#### DATA IN THIS EXERCISE ####
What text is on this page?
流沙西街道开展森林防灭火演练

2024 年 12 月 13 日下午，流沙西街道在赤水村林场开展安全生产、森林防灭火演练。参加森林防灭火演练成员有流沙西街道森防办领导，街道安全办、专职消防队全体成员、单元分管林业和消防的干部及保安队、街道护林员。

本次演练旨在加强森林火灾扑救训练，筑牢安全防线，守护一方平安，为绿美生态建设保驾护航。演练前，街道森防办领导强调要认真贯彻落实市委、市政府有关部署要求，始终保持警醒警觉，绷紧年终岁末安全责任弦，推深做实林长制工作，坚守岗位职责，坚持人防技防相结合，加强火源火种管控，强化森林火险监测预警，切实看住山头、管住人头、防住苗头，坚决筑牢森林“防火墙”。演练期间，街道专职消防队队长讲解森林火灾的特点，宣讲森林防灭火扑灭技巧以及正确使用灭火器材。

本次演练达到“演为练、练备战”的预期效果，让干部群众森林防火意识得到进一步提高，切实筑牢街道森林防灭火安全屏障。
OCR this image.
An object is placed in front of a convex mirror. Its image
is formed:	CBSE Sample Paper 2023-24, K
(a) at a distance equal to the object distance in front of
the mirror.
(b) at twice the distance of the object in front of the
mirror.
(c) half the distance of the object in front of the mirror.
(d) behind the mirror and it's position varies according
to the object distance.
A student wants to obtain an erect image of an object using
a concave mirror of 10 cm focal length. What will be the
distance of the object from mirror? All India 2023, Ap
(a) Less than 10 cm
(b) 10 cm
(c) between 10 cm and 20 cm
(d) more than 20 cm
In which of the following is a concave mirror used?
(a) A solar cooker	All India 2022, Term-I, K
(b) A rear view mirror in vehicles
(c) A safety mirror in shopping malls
####
SHORT EXERCISE => All lines of the data above that include the word "What" must be shown.

EXERCISE RESULT =>
What text is on this page?
a concave mirror of 10 cm focal length. What will be the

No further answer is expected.